Stated goal: Pick out each line in these entries that contains the string "content".

## START Provided data

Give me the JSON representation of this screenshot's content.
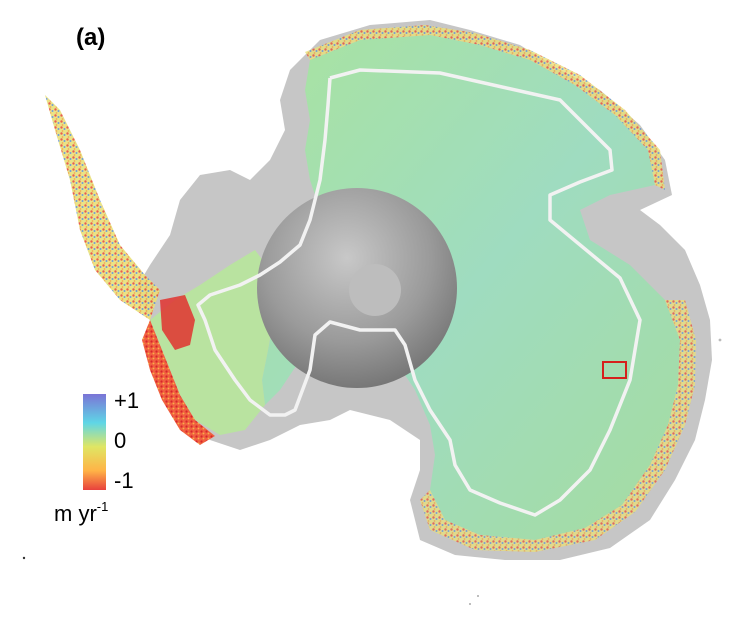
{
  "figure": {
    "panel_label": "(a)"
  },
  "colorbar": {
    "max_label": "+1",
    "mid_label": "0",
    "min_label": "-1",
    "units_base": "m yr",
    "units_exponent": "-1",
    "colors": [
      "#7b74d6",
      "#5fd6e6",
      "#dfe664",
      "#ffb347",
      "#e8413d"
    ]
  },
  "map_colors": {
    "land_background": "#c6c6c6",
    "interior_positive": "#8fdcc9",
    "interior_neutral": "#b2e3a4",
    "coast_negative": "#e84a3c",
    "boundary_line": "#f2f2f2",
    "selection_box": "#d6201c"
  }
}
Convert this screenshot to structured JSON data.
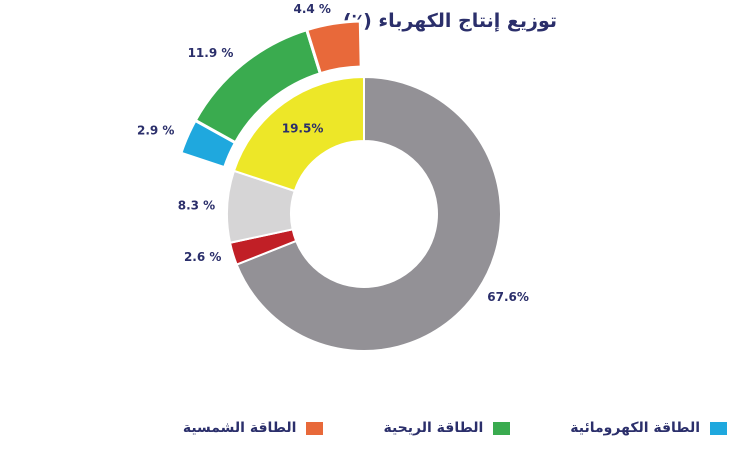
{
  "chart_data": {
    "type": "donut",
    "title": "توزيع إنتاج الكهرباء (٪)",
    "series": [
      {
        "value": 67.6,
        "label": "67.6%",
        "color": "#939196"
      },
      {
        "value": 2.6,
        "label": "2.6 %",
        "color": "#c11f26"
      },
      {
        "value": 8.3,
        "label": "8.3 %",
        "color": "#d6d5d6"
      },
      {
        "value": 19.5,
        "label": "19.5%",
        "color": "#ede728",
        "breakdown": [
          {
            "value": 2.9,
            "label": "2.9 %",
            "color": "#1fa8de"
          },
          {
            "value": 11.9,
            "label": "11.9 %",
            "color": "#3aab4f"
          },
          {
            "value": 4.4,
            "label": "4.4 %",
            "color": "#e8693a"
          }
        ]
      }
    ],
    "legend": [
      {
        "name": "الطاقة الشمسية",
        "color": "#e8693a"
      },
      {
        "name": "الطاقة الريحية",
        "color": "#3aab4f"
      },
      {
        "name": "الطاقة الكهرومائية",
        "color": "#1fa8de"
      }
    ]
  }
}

## END Provided data
## START Provided data

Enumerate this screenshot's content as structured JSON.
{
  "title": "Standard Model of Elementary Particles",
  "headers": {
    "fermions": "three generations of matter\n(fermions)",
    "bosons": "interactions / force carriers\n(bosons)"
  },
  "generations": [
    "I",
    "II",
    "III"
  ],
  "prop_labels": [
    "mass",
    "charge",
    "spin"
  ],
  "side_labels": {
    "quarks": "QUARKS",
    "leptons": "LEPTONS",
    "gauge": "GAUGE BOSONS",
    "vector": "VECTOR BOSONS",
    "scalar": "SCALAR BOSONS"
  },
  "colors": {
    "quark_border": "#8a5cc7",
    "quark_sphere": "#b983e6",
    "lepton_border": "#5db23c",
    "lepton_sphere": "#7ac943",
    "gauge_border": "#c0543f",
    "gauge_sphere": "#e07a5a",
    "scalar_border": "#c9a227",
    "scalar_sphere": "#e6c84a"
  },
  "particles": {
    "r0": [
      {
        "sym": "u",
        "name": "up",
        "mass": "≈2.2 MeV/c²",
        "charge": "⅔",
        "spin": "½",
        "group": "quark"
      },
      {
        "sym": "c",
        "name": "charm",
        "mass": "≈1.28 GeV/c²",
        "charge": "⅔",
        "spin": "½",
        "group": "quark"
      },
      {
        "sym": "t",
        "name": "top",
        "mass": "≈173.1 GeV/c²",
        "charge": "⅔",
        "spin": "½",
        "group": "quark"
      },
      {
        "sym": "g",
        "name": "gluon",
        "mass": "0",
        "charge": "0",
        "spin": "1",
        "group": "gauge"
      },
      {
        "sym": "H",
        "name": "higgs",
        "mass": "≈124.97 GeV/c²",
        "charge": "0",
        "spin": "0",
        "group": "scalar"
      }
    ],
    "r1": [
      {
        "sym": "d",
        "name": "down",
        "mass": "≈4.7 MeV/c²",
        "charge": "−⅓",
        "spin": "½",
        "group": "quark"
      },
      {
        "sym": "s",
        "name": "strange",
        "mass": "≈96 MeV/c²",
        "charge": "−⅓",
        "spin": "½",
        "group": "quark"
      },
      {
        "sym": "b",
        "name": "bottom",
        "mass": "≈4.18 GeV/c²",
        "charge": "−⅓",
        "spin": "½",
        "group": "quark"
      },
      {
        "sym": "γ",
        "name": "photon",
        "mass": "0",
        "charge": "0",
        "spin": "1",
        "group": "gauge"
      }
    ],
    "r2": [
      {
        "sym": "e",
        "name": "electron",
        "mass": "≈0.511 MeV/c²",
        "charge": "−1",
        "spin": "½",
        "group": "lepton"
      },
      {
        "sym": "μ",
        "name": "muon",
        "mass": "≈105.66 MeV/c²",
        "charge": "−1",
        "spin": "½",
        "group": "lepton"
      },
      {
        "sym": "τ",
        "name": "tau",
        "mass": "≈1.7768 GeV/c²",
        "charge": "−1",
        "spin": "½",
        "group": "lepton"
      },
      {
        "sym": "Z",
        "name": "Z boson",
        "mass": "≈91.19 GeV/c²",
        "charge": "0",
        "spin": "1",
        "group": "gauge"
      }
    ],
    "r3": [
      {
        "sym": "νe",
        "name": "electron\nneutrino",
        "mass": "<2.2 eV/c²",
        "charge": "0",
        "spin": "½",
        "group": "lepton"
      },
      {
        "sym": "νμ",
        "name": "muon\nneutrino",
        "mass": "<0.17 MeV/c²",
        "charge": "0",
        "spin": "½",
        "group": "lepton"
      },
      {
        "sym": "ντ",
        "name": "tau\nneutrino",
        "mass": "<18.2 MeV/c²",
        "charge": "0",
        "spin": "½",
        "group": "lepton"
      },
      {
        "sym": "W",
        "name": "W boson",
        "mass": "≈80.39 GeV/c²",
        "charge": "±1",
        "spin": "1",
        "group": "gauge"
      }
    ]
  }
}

## END Provided data

Result below:
Give me the JSON representation of this screenshot's content.
Enumerate this screenshot's content as structured JSON.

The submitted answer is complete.